### WHAT IS BEING ASKED:
Comb the records below for the string "this" and copy each line where it turns up.

----------

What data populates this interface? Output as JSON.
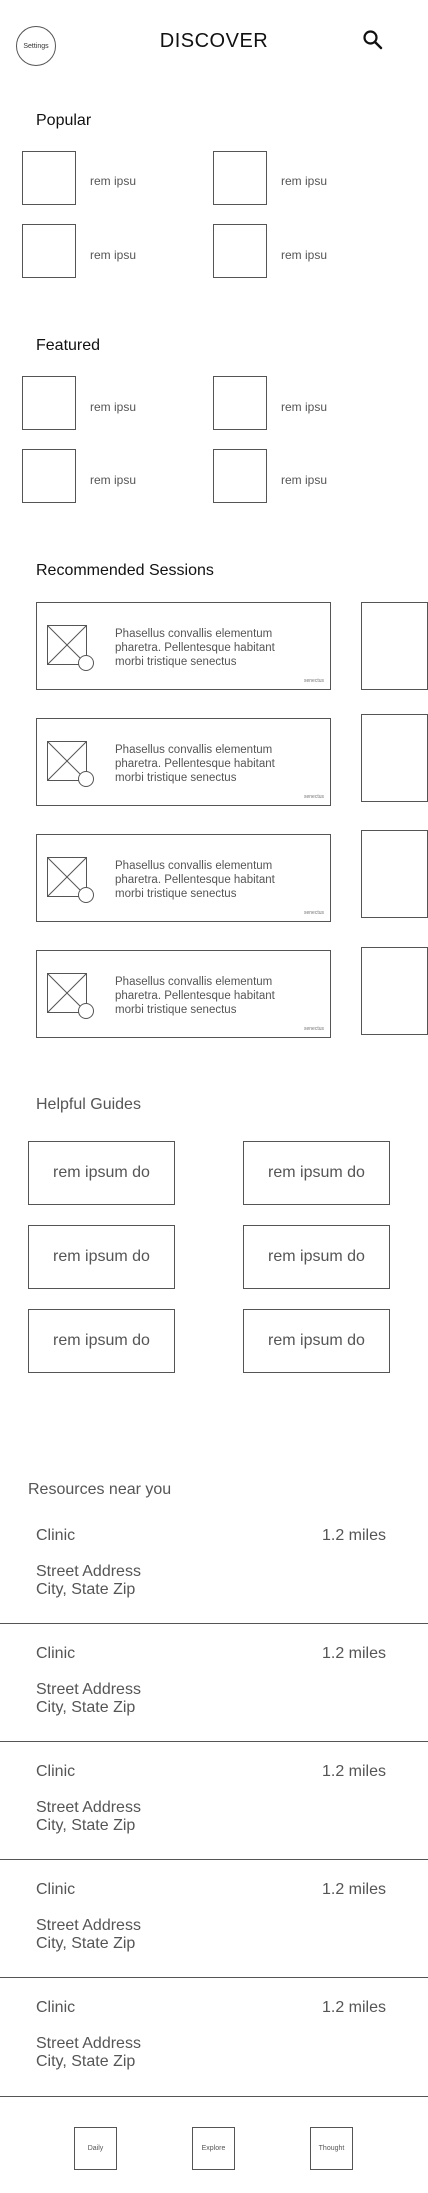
{
  "header": {
    "settings_label": "Settings",
    "title": "DISCOVER",
    "search_icon": "search-icon"
  },
  "popular": {
    "title": "Popular",
    "items": [
      {
        "label": "rem ipsu"
      },
      {
        "label": "rem ipsu"
      },
      {
        "label": "rem ipsu"
      },
      {
        "label": "rem ipsu"
      }
    ]
  },
  "featured": {
    "title": "Featured",
    "items": [
      {
        "label": "rem ipsu"
      },
      {
        "label": "rem ipsu"
      },
      {
        "label": "rem ipsu"
      },
      {
        "label": "rem ipsu"
      }
    ]
  },
  "recommended": {
    "title": "Recommended Sessions",
    "sessions": [
      {
        "description": "Phasellus convallis elementum pharetra. Pellentesque habitant morbi tristique senectus",
        "tag": "senectus"
      },
      {
        "description": "Phasellus convallis elementum pharetra. Pellentesque habitant morbi tristique senectus",
        "tag": "senectus"
      },
      {
        "description": "Phasellus convallis elementum pharetra. Pellentesque habitant morbi tristique senectus",
        "tag": "senectus"
      },
      {
        "description": "Phasellus convallis elementum pharetra. Pellentesque habitant morbi tristique senectus",
        "tag": "senectus"
      }
    ]
  },
  "guides": {
    "title": "Helpful Guides",
    "items": [
      {
        "label": "rem ipsum do"
      },
      {
        "label": "rem ipsum do"
      },
      {
        "label": "rem ipsum do"
      },
      {
        "label": "rem ipsum do"
      },
      {
        "label": "rem ipsum do"
      },
      {
        "label": "rem ipsum do"
      }
    ]
  },
  "resources": {
    "title": "Resources near you",
    "items": [
      {
        "name": "Clinic",
        "distance": "1.2 miles",
        "address_line1": "Street Address",
        "address_line2": "City, State Zip"
      },
      {
        "name": "Clinic",
        "distance": "1.2 miles",
        "address_line1": "Street Address",
        "address_line2": "City, State Zip"
      },
      {
        "name": "Clinic",
        "distance": "1.2 miles",
        "address_line1": "Street Address",
        "address_line2": "City, State Zip"
      },
      {
        "name": "Clinic",
        "distance": "1.2 miles",
        "address_line1": "Street Address",
        "address_line2": "City, State Zip"
      },
      {
        "name": "Clinic",
        "distance": "1.2 miles",
        "address_line1": "Street Address",
        "address_line2": "City, State Zip"
      }
    ]
  },
  "bottom_nav": {
    "items": [
      {
        "label": "Daily"
      },
      {
        "label": "Explore"
      },
      {
        "label": "Thought"
      }
    ]
  }
}
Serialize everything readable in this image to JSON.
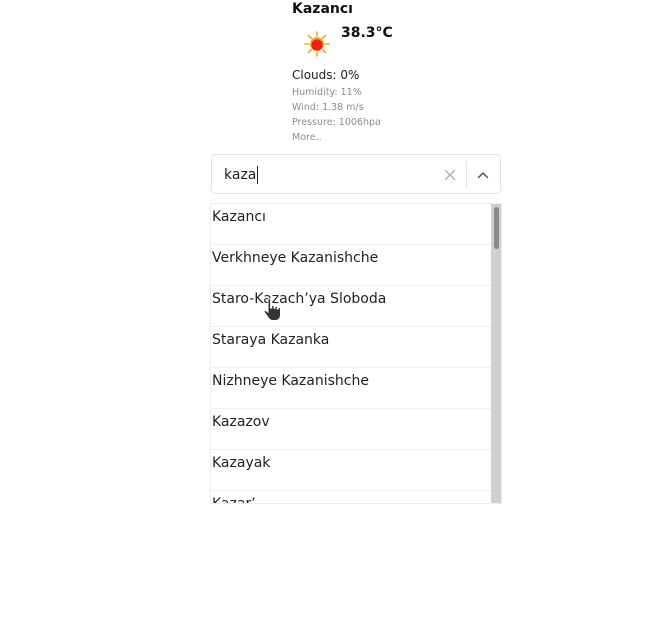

----------

### EXERCISE ANSWER:
What data populates this interface? Output as JSON.
Serialize everything readable in this image to JSON.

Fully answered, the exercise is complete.